What to do
Could you reproduce every one of the entries below verbatim, omitting the pictures?

[Bounding box entries]

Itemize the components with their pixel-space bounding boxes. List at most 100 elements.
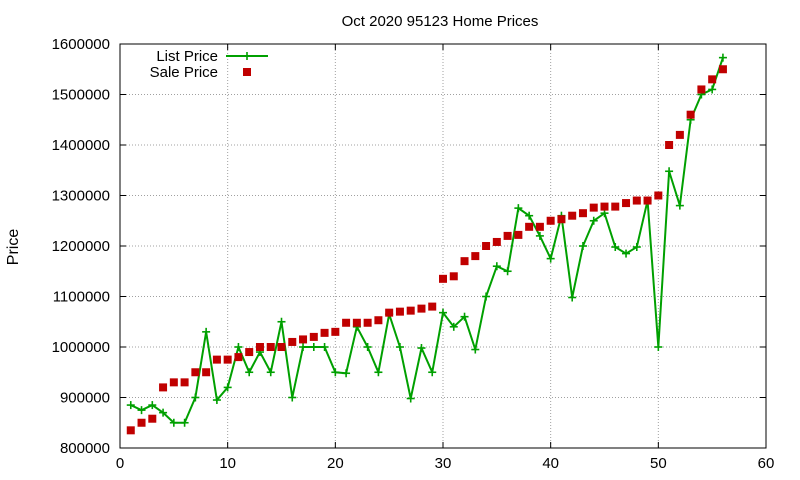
- y-tick-label: 1300000: [52, 188, 110, 205]
- list-price-point: [449, 322, 458, 331]
- list-price-point: [180, 418, 189, 427]
- list-price-point: [277, 317, 286, 326]
- sale-price-point: [417, 304, 426, 313]
- list-price-point: [622, 249, 631, 258]
- sale-price-point: [288, 337, 297, 346]
- sale-price-point: [277, 343, 286, 351]
- chart-title: Oct 2020 95123 Home Prices: [342, 13, 539, 30]
- x-tick-label: 20: [327, 455, 344, 472]
- sale-price-point: [622, 199, 631, 208]
- list-price-point: [212, 396, 221, 405]
- plot-border: [119, 43, 767, 449]
- list-price-point: [535, 231, 544, 240]
- sale-price-point: [374, 316, 383, 325]
- sale-price-point: [255, 343, 264, 351]
- list-price-point: [126, 401, 135, 410]
- series-list-price: [126, 53, 727, 427]
- list-price-point: [439, 308, 447, 317]
- list-price-point: [568, 293, 577, 302]
- sale-price-point: [245, 348, 254, 357]
- sale-price-point: [202, 368, 211, 377]
- sale-price-point: [514, 230, 523, 239]
- sale-price-point: [611, 202, 620, 211]
- list-price-point: [169, 418, 178, 427]
- sale-price-point: [665, 141, 674, 149]
- sale-price-point: [460, 257, 469, 266]
- y-tick-label: 1400000: [52, 137, 110, 154]
- sale-price-point: [126, 426, 135, 435]
- list-price-point: [417, 344, 426, 353]
- list-price-point: [288, 393, 297, 402]
- sale-price-point: [137, 418, 146, 427]
- x-tick-label: 10: [219, 455, 236, 472]
- sale-price-point: [632, 196, 641, 205]
- grid: [120, 44, 766, 448]
- list-price-point: [245, 368, 254, 377]
- sale-price-point: [169, 378, 178, 387]
- tick-labels: 0 10 20 30 40 50 60 800000 900000 1000000 1100000 1…: [52, 36, 775, 472]
- list-price-point: [202, 327, 211, 336]
- x-tick-label: 60: [758, 455, 775, 472]
- sale-price-point: [449, 272, 458, 281]
- list-price-point: [525, 211, 534, 220]
- sale-price-point: [471, 252, 480, 261]
- plot-series: [126, 53, 727, 435]
- sale-price-point: [309, 332, 318, 341]
- list-price-point: [331, 368, 340, 377]
- sale-price-point: [686, 110, 695, 119]
- sale-price-point: [191, 368, 200, 377]
- list-price-point: [320, 343, 329, 351]
- sale-price-point: [428, 302, 437, 311]
- list-price-point: [266, 368, 275, 377]
- y-tick-label: 1000000: [52, 339, 110, 356]
- sale-price-point: [578, 209, 587, 218]
- y-axis-label: Price: [5, 229, 22, 266]
- sale-price-point: [212, 355, 221, 364]
- sale-price-point: [557, 215, 566, 224]
- list-price-point: [191, 393, 200, 402]
- sale-price-point: [363, 318, 372, 327]
- y-tick-label: 900000: [60, 390, 110, 407]
- y-tick-label: 1500000: [52, 87, 110, 104]
- sale-price-point: [568, 211, 577, 220]
- list-price-point: [492, 262, 501, 271]
- sale-price-point: [352, 318, 361, 327]
- list-price-point: [159, 408, 168, 417]
- legend-marker-square: [243, 68, 251, 76]
- sale-price-point: [718, 65, 727, 74]
- x-tick-label: 40: [542, 455, 559, 472]
- sale-price-point: [406, 306, 415, 315]
- list-price-point: [471, 345, 480, 354]
- sale-price-point: [697, 85, 706, 94]
- legend-entry-list-price: List Price: [156, 48, 268, 65]
- list-price-point: [708, 85, 717, 94]
- sale-price-point: [525, 222, 534, 231]
- sale-price-point: [675, 130, 684, 139]
- sale-price-point: [708, 75, 717, 84]
- list-price-point: [675, 201, 684, 210]
- y-tick-label: 1600000: [52, 36, 110, 53]
- y-tick-label: 1200000: [52, 238, 110, 255]
- legend-marker-plus: [243, 52, 251, 60]
- list-price-point: [223, 383, 232, 392]
- sale-price-point: [320, 328, 329, 337]
- sale-price-point: [643, 196, 652, 205]
- sale-price-point: [589, 203, 598, 212]
- list-price-point: [342, 369, 351, 378]
- list-price-point: [718, 53, 727, 62]
- x-tick-label: 30: [435, 455, 452, 472]
- legend-entry-sale-price: Sale Price: [150, 64, 251, 81]
- sale-price-point: [234, 353, 243, 362]
- list-price-point: [299, 343, 308, 351]
- list-price-point: [632, 243, 641, 252]
- sale-price-point: [482, 242, 491, 250]
- sale-price-point: [546, 216, 555, 225]
- list-price-point: [363, 343, 372, 351]
- series-sale-price: [126, 65, 727, 435]
- sale-price-point: [299, 335, 308, 344]
- list-price-point: [137, 406, 146, 415]
- list-price-point: [428, 368, 437, 377]
- list-price-point: [611, 243, 620, 252]
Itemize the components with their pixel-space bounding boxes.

Finished exercise
Itemize the components with their pixel-space bounding boxes. List at most 100 elements.
- y-tick-label: 1300000: [52, 188, 110, 205]
- list-price-point: [449, 322, 458, 331]
- list-price-point: [180, 418, 189, 427]
- list-price-point: [277, 317, 286, 326]
- sale-price-point: [417, 304, 426, 313]
- list-price-point: [622, 249, 631, 258]
- sale-price-point: [288, 337, 297, 346]
- sale-price-point: [277, 343, 286, 351]
- chart-title: Oct 2020 95123 Home Prices: [342, 13, 539, 30]
- x-tick-label: 20: [327, 455, 344, 472]
- sale-price-point: [622, 199, 631, 208]
- list-price-point: [212, 396, 221, 405]
- plot-border: [119, 43, 767, 449]
- list-price-point: [535, 231, 544, 240]
- sale-price-point: [374, 316, 383, 325]
- sale-price-point: [255, 343, 264, 351]
- list-price-point: [126, 401, 135, 410]
- series-list-price: [126, 53, 727, 427]
- list-price-point: [439, 308, 447, 317]
- list-price-point: [568, 293, 577, 302]
- sale-price-point: [245, 348, 254, 357]
- sale-price-point: [202, 368, 211, 377]
- sale-price-point: [514, 230, 523, 239]
- sale-price-point: [611, 202, 620, 211]
- list-price-point: [169, 418, 178, 427]
- sale-price-point: [665, 141, 674, 149]
- sale-price-point: [460, 257, 469, 266]
- y-tick-label: 1400000: [52, 137, 110, 154]
- sale-price-point: [126, 426, 135, 435]
- list-price-point: [417, 344, 426, 353]
- list-price-point: [288, 393, 297, 402]
- sale-price-point: [137, 418, 146, 427]
- x-tick-label: 10: [219, 455, 236, 472]
- sale-price-point: [632, 196, 641, 205]
- grid: [120, 44, 766, 448]
- list-price-point: [245, 368, 254, 377]
- sale-price-point: [169, 378, 178, 387]
- tick-labels: 0 10 20 30 40 50 60 800000 900000 1000000 1100000 1…: [52, 36, 775, 472]
- list-price-point: [202, 327, 211, 336]
- x-tick-label: 60: [758, 455, 775, 472]
- sale-price-point: [449, 272, 458, 281]
- list-price-point: [525, 211, 534, 220]
- sale-price-point: [471, 252, 480, 261]
- plot-series: [126, 53, 727, 435]
- sale-price-point: [309, 332, 318, 341]
- list-price-point: [331, 368, 340, 377]
- sale-price-point: [686, 110, 695, 119]
- sale-price-point: [191, 368, 200, 377]
- list-price-point: [320, 343, 329, 351]
- sale-price-point: [428, 302, 437, 311]
- list-price-point: [266, 368, 275, 377]
- y-tick-label: 1000000: [52, 339, 110, 356]
- sale-price-point: [578, 209, 587, 218]
- y-axis-label: Price: [5, 229, 22, 266]
- sale-price-point: [212, 355, 221, 364]
- sale-price-point: [557, 215, 566, 224]
- list-price-point: [191, 393, 200, 402]
- sale-price-point: [363, 318, 372, 327]
- y-tick-label: 900000: [60, 390, 110, 407]
- y-tick-label: 1500000: [52, 87, 110, 104]
- sale-price-point: [568, 211, 577, 220]
- list-price-point: [492, 262, 501, 271]
- sale-price-point: [352, 318, 361, 327]
- list-price-point: [159, 408, 168, 417]
- legend-marker-square: [243, 68, 251, 76]
- sale-price-point: [718, 65, 727, 74]
- x-tick-label: 40: [542, 455, 559, 472]
- sale-price-point: [406, 306, 415, 315]
- list-price-point: [471, 345, 480, 354]
- sale-price-point: [697, 85, 706, 94]
- legend-entry-list-price: List Price: [156, 48, 268, 65]
- list-price-point: [708, 85, 717, 94]
- sale-price-point: [525, 222, 534, 231]
- sale-price-point: [675, 130, 684, 139]
- sale-price-point: [708, 75, 717, 84]
- list-price-point: [675, 201, 684, 210]
- y-tick-label: 1600000: [52, 36, 110, 53]
- y-tick-label: 1200000: [52, 238, 110, 255]
- legend-marker-plus: [243, 52, 251, 60]
- list-price-point: [223, 383, 232, 392]
- sale-price-point: [320, 328, 329, 337]
- sale-price-point: [643, 196, 652, 205]
- sale-price-point: [589, 203, 598, 212]
- list-price-point: [342, 369, 351, 378]
- list-price-point: [718, 53, 727, 62]
- x-tick-label: 30: [435, 455, 452, 472]
- legend-entry-sale-price: Sale Price: [150, 64, 251, 81]
- sale-price-point: [234, 353, 243, 362]
- list-price-point: [299, 343, 308, 351]
- list-price-point: [632, 243, 641, 252]
- sale-price-point: [482, 242, 491, 250]
- sale-price-point: [546, 216, 555, 225]
- list-price-point: [363, 343, 372, 351]
- series-sale-price: [126, 65, 727, 435]
- sale-price-point: [299, 335, 308, 344]
- list-price-point: [137, 406, 146, 415]
- list-price-point: [428, 368, 437, 377]
- list-price-point: [611, 243, 620, 252]
Itemize the components with their pixel-space bounding boxes.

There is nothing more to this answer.